Dataset rows:
* * * * * * * * *

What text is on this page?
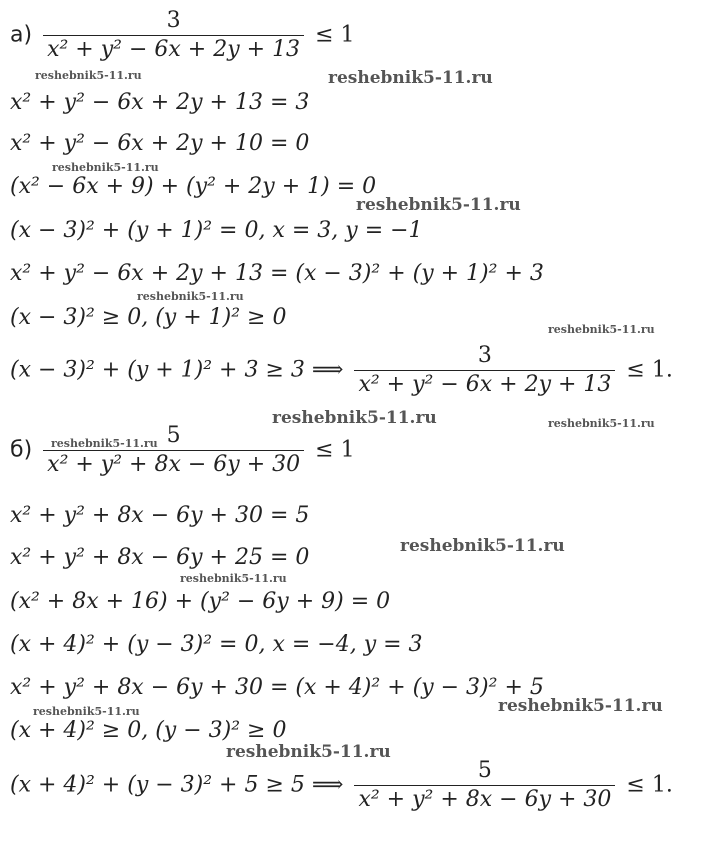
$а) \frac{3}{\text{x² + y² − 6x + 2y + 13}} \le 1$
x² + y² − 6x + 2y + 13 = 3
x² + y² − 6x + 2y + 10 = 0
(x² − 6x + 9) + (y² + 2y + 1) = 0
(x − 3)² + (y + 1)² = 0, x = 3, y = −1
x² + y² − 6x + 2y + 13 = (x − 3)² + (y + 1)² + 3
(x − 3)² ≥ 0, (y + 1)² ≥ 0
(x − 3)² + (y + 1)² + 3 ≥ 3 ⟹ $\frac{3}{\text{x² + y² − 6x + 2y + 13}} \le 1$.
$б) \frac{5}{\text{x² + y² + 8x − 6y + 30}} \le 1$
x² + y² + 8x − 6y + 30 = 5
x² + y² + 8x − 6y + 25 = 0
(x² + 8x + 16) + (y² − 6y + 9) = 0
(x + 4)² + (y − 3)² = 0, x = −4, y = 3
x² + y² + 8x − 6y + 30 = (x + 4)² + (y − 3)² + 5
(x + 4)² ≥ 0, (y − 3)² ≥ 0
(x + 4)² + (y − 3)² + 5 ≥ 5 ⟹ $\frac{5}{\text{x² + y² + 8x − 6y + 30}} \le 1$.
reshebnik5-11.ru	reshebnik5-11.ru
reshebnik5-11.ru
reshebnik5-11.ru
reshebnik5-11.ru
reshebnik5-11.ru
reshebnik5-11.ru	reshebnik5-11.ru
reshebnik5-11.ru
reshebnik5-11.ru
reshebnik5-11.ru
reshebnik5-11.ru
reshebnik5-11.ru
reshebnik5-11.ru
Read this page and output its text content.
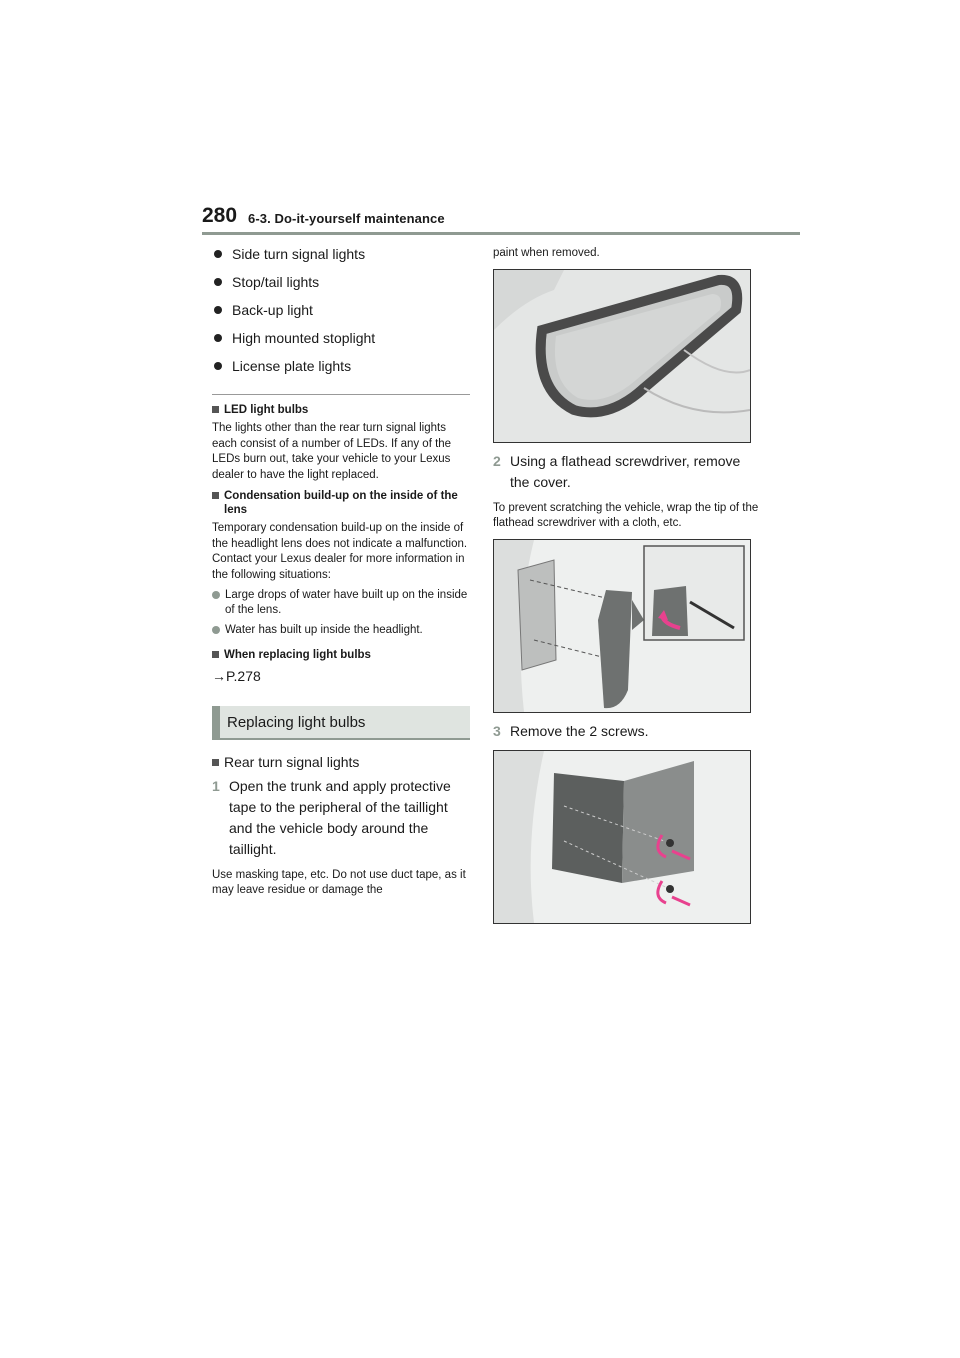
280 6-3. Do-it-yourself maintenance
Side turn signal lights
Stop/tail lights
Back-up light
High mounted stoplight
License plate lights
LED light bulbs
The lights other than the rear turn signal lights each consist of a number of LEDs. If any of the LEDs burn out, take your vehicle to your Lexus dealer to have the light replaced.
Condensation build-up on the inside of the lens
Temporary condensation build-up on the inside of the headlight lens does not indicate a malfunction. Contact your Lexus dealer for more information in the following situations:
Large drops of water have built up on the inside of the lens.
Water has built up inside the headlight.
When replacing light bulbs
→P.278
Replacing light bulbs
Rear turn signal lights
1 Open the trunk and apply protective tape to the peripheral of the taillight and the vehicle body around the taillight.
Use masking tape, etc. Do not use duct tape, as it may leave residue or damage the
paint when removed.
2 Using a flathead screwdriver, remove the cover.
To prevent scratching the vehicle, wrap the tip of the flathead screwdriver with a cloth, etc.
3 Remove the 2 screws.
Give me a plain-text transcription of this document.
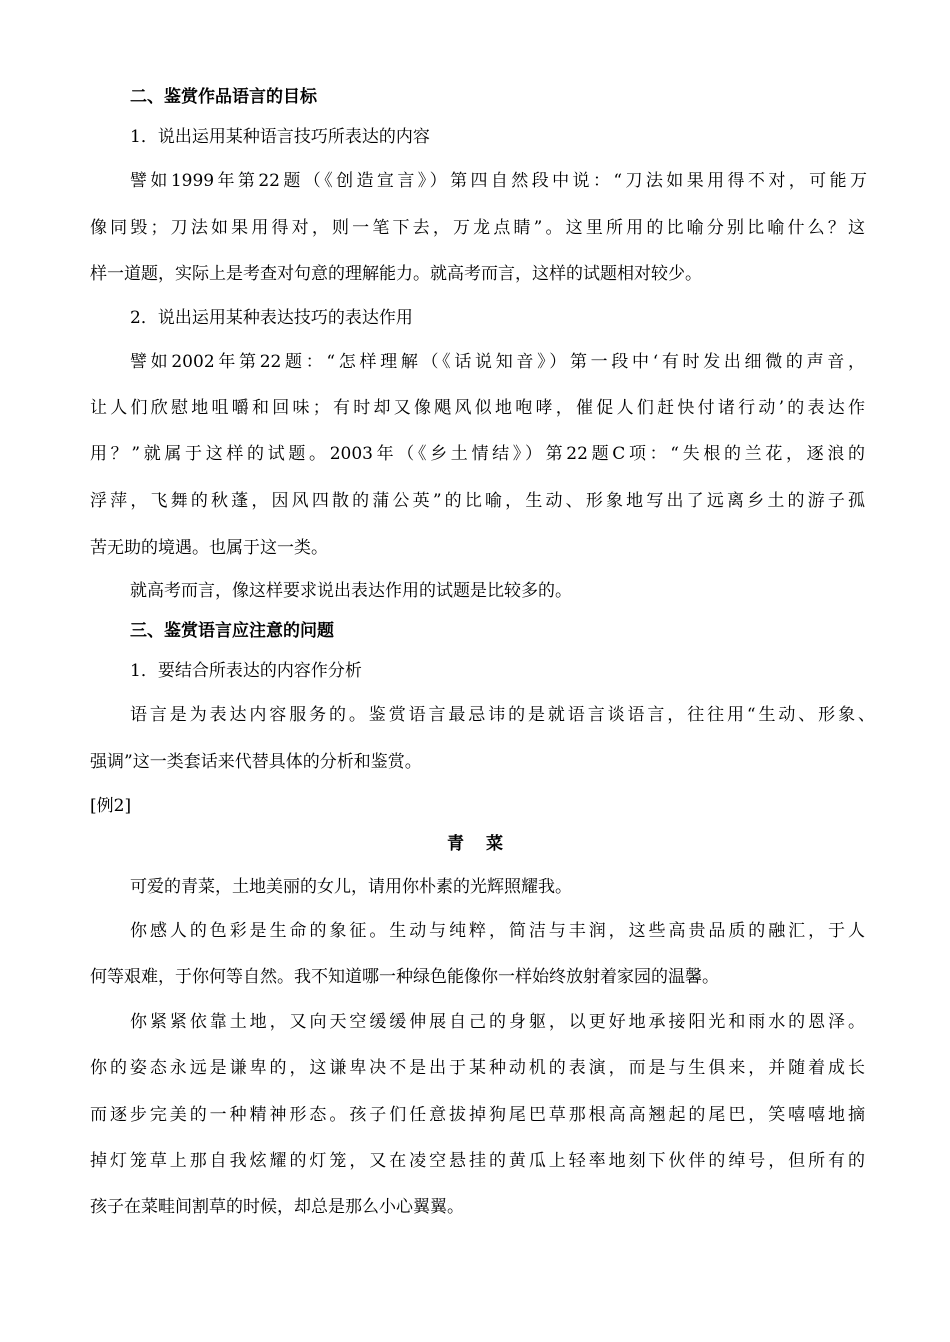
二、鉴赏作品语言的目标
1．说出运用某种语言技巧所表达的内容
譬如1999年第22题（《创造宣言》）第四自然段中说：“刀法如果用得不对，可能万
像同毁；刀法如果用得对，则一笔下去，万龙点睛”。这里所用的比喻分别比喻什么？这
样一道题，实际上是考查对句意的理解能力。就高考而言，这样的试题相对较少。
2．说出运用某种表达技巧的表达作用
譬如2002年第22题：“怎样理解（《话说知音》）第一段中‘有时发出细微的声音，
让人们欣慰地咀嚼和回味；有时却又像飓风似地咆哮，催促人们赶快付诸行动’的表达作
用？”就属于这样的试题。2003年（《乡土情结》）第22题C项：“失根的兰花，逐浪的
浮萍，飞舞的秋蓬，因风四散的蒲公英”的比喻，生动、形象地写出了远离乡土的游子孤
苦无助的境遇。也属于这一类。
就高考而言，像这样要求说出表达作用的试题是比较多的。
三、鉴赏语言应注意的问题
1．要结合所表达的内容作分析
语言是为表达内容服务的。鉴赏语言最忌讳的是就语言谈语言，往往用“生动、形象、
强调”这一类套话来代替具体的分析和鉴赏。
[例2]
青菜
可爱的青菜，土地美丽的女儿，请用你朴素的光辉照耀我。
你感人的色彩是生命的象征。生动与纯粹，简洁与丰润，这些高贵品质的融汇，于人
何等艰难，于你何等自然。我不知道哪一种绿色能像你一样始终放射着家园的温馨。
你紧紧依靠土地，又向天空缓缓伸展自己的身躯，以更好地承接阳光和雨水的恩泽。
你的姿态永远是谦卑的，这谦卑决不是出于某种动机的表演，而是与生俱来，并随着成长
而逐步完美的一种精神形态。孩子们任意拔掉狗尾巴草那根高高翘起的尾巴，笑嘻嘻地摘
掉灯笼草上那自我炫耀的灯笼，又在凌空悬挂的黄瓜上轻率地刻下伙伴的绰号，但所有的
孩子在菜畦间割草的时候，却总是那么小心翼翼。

* * * * * * * * *

■ Task to carry out
Go through the records above, find every line with the word "built", and list those lines.

■ Complete answer
Large drops of water have built up on the inside of the lens.
Water has built up inside the headlight.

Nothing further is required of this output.